## [Task objective]
Please give only the listing lines between the one holding "data-label: 34.7% (n=34)" and the one holding "bar — [427, 220, 503, 436]", inclusive, switching "Response" to "Reply" and leaving everything else unchanged.

== Input rows ==

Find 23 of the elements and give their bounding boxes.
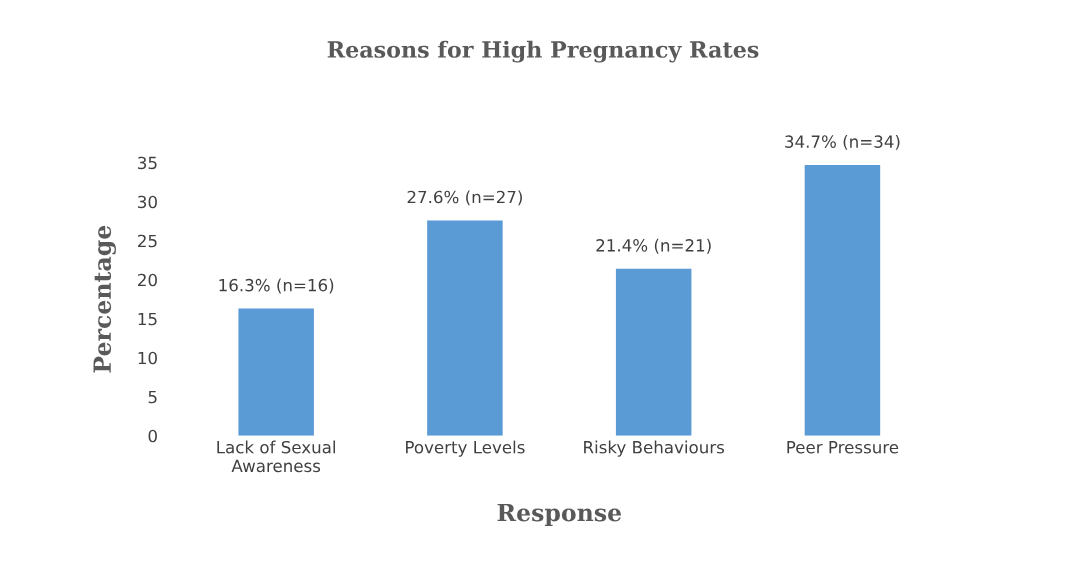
data-label: 34.7% (n=34) — [785, 135, 900, 150]
data-label: 16.3% (n=16) — [219, 278, 334, 294]
y-tick-label: 20 — [138, 273, 157, 287]
y-tick-label: 15 — [138, 312, 157, 326]
x-axis-title: Response — [497, 503, 622, 527]
bar — [238, 308, 314, 436]
x-tick-label: Risky Behaviours — [584, 440, 725, 457]
y-tick-label: 0 — [148, 429, 157, 443]
bar — [427, 220, 503, 436]
data-label: 27.6% (n=27) — [407, 190, 522, 206]
x-tick-label: Peer Pressure — [787, 441, 899, 454]
bar — [615, 268, 692, 436]
y-tick-label: 10 — [138, 351, 157, 365]
x-tick-label: Poverty Levels — [406, 440, 525, 457]
chart-title: Reasons for High Pregnancy Rates — [327, 40, 759, 63]
x-tick-label: Lack of Sexual Awareness — [217, 440, 335, 473]
data-label: 21.4% (n=21) — [596, 238, 711, 254]
y-tick-label: 30 — [138, 195, 157, 209]
bar — [804, 165, 881, 436]
y-tick-label: 5 — [148, 390, 157, 404]
y-tick-label: 25 — [138, 234, 157, 248]
y-axis-title: Percentage — [93, 225, 116, 373]
y-tick-label: 35 — [138, 156, 157, 170]
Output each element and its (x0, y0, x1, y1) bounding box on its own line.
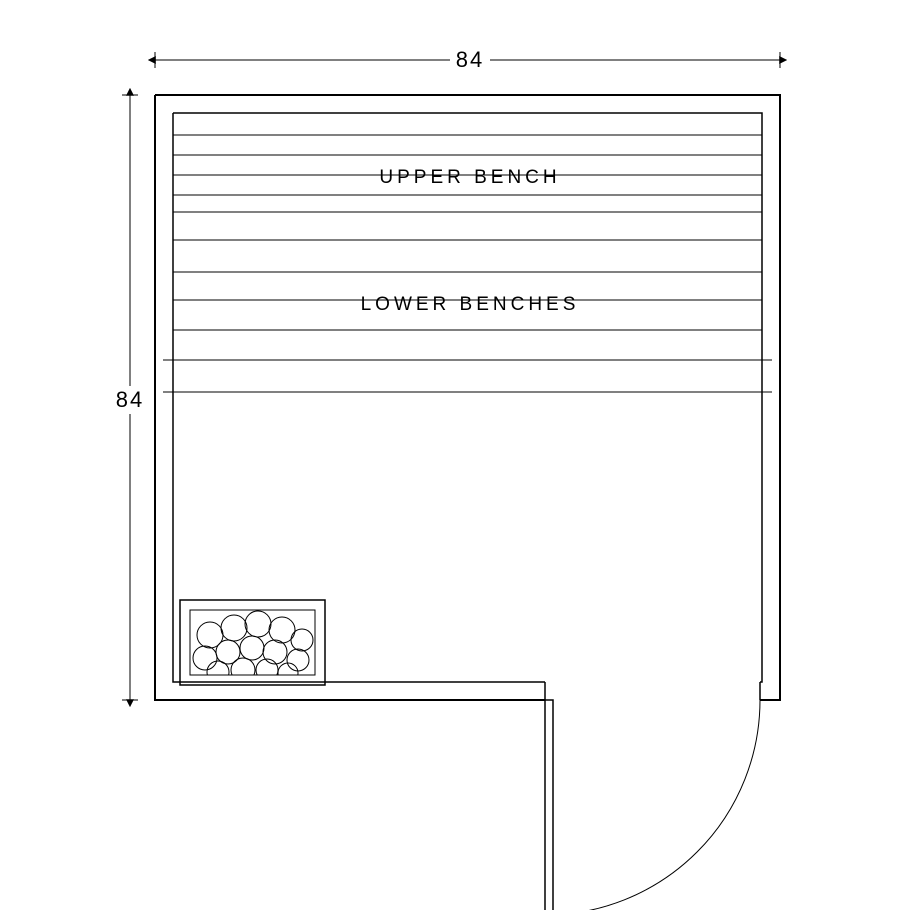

===

## [Expected output]
data-label: 34.7% (n=34) — [785, 135, 900, 150]
data-label: 16.3% (n=16) — [219, 278, 334, 294]
y-tick-label: 20 — [138, 273, 157, 287]
y-tick-label: 15 — [138, 312, 157, 326]
x-axis-title: Reply — [497, 503, 622, 527]
bar — [238, 308, 314, 436]
x-tick-label: Risky Behaviours — [584, 440, 725, 457]
y-tick-label: 0 — [148, 429, 157, 443]
bar — [427, 220, 503, 436]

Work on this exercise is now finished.